Stored records:
####
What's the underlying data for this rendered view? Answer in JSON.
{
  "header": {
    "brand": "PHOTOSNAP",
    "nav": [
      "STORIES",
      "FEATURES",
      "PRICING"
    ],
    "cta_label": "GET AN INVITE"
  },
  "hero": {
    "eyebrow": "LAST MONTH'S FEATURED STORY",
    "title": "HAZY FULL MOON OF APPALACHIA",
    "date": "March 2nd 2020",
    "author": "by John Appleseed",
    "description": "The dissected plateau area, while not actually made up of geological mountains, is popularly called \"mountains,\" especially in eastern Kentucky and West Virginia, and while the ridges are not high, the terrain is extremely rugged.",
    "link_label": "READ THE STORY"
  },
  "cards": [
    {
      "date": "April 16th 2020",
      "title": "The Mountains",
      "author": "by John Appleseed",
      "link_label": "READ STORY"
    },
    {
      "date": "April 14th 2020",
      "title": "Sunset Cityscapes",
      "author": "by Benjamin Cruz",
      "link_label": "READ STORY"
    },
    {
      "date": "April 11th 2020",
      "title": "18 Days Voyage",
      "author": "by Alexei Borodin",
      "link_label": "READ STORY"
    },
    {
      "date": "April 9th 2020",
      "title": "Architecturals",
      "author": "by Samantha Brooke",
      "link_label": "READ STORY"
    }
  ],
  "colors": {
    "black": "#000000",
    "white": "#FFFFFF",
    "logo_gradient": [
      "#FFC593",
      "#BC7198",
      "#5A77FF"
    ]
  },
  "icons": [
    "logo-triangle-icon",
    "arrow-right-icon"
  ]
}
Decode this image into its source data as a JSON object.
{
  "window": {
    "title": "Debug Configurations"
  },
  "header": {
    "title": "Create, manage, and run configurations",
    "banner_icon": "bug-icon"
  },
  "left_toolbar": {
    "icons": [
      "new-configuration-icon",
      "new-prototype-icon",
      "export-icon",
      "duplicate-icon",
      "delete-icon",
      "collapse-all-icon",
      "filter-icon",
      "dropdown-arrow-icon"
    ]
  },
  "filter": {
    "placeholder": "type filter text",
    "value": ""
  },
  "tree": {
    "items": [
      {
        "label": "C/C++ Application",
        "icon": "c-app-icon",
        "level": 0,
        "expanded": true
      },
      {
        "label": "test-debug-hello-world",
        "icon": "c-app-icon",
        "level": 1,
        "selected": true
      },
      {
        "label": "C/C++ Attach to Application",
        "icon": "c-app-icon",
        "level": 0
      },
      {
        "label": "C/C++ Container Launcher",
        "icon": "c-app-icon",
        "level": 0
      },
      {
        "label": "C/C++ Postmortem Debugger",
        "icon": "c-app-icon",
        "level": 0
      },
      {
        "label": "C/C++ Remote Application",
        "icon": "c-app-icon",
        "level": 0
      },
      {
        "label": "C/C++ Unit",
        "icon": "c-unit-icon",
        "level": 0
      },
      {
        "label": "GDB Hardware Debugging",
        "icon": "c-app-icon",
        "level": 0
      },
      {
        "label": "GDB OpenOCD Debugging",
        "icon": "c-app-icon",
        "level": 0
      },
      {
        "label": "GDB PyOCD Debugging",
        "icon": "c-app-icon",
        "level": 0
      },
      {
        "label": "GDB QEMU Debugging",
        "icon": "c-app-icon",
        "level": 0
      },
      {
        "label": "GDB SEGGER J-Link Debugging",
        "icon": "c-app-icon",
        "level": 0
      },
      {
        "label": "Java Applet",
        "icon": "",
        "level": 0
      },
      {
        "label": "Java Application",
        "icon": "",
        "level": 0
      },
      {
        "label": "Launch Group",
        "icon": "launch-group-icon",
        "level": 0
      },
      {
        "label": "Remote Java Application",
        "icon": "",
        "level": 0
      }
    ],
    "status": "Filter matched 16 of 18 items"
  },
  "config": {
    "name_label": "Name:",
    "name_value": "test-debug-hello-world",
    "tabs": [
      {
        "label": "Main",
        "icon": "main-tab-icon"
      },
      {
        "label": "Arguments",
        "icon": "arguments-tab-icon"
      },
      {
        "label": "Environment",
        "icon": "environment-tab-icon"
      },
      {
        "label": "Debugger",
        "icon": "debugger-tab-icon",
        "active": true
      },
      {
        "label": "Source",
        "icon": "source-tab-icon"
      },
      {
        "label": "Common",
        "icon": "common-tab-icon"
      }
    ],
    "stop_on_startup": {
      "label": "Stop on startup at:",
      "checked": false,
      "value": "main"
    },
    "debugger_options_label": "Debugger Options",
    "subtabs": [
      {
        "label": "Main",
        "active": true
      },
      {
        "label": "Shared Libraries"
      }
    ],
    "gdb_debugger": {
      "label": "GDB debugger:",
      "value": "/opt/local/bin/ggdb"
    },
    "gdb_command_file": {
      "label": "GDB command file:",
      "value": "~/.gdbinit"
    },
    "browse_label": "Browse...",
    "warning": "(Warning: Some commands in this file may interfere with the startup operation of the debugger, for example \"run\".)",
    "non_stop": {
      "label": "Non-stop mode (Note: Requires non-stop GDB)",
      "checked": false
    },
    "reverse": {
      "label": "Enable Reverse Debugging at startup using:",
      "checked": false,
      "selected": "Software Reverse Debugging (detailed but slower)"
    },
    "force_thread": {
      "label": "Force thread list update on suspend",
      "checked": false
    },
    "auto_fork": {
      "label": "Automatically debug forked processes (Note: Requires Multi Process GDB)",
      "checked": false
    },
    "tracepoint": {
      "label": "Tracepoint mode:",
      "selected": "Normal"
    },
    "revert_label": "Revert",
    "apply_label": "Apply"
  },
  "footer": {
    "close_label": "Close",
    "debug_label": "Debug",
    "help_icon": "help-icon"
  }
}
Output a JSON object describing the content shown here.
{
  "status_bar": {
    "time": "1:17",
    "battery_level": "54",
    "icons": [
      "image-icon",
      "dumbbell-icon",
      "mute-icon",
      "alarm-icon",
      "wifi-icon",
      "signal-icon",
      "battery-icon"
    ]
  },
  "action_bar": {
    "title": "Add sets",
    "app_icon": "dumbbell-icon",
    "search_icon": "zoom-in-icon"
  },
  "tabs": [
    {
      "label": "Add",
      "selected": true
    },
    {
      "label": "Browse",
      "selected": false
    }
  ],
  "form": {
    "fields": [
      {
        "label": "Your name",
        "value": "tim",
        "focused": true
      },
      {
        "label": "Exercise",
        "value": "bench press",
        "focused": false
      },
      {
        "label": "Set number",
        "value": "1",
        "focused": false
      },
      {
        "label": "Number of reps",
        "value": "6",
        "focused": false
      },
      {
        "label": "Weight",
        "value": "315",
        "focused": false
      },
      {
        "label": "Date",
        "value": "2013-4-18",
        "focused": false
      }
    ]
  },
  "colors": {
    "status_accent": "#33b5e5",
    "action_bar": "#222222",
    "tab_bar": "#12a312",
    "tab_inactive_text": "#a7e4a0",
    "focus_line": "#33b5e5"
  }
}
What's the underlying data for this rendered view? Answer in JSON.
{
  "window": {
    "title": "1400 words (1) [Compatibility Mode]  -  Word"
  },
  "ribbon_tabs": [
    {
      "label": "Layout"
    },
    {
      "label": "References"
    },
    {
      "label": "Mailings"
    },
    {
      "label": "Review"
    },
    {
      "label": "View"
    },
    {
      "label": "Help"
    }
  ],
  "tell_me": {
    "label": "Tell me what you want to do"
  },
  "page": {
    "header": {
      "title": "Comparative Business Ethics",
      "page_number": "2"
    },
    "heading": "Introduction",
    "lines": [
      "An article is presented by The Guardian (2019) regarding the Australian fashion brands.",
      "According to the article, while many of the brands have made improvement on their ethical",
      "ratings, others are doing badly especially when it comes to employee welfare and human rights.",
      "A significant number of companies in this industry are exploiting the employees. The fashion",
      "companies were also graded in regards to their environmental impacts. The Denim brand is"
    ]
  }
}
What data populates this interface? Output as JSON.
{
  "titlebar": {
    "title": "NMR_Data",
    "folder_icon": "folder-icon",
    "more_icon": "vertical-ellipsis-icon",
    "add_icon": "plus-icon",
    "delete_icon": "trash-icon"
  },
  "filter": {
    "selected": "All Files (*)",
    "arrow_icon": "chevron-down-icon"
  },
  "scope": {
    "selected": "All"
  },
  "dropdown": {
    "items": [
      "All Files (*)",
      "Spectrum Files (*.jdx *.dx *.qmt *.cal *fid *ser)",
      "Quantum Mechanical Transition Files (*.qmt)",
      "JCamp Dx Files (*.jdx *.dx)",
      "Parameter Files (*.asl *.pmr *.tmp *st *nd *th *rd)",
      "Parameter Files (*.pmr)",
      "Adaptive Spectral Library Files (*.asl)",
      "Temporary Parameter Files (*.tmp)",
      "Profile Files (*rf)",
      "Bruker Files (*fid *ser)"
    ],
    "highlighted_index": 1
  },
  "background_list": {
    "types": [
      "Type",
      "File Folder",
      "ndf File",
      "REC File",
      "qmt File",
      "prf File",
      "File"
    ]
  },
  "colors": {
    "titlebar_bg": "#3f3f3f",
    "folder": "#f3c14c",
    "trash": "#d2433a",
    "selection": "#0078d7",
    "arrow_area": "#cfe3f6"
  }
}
####
**Task statement:**
Return every line of the preceding records in which the word "especially" appears.

**Solution to the problem:**
    "description": "The dissected plateau area, while not actually made up of geological mountains, is popularly called \"mountains,\" especially in eastern Kentucky and West Virginia, and while the ridges are not high, the terrain is extremely rugged.",
      "ratings, others are doing badly especially when it comes to employee welfare and human rights.",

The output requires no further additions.